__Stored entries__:
** Start **
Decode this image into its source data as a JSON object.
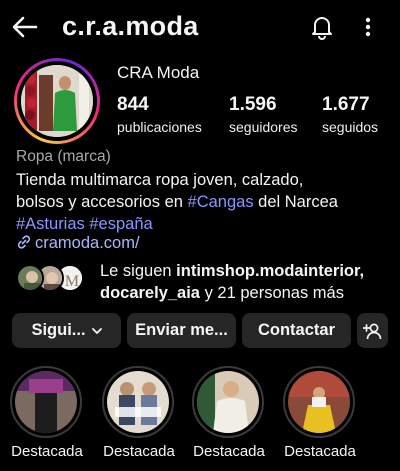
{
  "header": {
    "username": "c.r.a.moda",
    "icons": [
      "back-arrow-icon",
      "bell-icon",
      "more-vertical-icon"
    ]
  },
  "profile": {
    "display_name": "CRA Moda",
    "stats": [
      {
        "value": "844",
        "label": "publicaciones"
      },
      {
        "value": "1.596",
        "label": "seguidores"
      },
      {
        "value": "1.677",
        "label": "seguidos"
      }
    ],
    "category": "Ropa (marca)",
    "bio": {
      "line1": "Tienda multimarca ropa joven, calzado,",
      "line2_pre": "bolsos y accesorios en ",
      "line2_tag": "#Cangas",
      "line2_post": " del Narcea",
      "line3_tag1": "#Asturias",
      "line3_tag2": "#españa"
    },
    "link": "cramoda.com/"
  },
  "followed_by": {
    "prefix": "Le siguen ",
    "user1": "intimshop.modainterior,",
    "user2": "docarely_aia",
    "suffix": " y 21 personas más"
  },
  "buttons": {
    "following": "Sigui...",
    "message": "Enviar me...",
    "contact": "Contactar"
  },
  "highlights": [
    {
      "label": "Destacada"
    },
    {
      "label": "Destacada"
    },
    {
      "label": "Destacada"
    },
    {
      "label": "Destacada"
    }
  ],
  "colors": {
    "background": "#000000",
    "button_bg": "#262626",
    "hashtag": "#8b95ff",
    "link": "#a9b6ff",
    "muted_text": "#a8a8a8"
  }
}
** End **
** Start **
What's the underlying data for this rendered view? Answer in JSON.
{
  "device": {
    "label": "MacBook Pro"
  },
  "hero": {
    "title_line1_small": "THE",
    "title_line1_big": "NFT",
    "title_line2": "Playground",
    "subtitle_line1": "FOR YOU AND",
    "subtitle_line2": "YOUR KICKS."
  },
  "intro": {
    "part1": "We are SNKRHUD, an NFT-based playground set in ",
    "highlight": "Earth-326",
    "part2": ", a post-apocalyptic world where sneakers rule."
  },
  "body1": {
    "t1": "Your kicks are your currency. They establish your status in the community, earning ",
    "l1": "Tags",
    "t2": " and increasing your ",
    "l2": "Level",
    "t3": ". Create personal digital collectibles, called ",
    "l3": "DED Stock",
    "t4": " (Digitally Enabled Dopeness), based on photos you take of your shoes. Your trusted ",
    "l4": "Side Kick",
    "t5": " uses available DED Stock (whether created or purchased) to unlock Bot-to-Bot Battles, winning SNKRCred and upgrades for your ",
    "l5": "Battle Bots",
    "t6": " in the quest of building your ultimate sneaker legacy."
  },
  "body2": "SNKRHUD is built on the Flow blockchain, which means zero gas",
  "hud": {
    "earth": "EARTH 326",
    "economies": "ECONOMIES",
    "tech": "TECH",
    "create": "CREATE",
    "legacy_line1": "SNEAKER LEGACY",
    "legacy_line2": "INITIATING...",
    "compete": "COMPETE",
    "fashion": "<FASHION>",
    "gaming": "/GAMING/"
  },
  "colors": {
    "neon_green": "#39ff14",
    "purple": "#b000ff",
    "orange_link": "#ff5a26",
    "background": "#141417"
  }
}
** End **
__WHAT IS REQUIRED__:
For this exercise, gather every line of the data that contains the word "background".

__WRITTEN SOLUTION__:
    "background": "#000000",
    "background": "#141417"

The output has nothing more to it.